---- Material to process

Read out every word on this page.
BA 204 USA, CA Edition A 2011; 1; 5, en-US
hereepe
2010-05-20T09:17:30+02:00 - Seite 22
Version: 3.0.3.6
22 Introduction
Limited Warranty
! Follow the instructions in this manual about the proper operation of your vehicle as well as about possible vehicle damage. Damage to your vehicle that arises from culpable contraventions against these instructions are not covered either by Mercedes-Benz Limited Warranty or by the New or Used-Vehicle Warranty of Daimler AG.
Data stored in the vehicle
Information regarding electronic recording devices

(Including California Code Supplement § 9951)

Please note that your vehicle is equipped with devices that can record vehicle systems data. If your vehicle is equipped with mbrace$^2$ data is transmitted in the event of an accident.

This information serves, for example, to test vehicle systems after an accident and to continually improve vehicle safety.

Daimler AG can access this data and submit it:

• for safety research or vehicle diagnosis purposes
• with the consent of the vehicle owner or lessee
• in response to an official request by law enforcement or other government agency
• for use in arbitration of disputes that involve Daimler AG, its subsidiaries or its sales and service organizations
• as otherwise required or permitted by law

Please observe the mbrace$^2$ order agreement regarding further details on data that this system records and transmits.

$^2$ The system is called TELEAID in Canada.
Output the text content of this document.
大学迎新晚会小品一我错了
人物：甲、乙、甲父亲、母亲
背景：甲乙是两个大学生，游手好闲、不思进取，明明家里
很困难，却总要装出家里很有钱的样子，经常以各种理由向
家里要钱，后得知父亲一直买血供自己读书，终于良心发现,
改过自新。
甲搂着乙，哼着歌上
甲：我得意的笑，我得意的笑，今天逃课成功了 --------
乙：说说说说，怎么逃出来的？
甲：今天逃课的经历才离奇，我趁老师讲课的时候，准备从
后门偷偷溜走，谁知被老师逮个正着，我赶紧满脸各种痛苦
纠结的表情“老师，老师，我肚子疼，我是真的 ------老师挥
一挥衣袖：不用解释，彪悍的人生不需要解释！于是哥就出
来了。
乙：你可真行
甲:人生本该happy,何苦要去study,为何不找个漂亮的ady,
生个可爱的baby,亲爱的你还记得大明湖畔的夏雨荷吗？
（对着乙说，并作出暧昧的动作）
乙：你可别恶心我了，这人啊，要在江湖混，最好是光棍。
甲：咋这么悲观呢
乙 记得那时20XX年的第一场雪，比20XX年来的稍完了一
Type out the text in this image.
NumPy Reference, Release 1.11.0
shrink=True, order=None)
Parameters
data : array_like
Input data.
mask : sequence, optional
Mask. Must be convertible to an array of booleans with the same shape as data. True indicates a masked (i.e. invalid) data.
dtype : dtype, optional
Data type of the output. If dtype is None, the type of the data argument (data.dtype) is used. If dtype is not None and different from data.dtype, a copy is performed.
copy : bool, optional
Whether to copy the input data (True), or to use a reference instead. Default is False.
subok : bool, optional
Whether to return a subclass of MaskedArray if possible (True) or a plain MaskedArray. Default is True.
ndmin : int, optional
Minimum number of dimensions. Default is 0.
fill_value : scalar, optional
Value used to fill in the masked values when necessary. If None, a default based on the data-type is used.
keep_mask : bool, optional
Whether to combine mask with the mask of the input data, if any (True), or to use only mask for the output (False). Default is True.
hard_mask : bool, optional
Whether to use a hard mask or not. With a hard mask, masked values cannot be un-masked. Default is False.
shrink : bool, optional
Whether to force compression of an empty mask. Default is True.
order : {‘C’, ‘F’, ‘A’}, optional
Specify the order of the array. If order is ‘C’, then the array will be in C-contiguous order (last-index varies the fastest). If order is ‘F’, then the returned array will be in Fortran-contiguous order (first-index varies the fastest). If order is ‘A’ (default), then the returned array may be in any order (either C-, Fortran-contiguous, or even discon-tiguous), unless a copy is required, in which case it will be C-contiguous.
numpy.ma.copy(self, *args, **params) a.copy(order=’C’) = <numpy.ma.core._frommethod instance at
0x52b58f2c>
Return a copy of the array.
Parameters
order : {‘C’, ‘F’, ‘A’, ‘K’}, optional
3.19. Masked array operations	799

--------

Read the data above and count the lines that include "regarding". Answer only with the count.

* Written reply:
2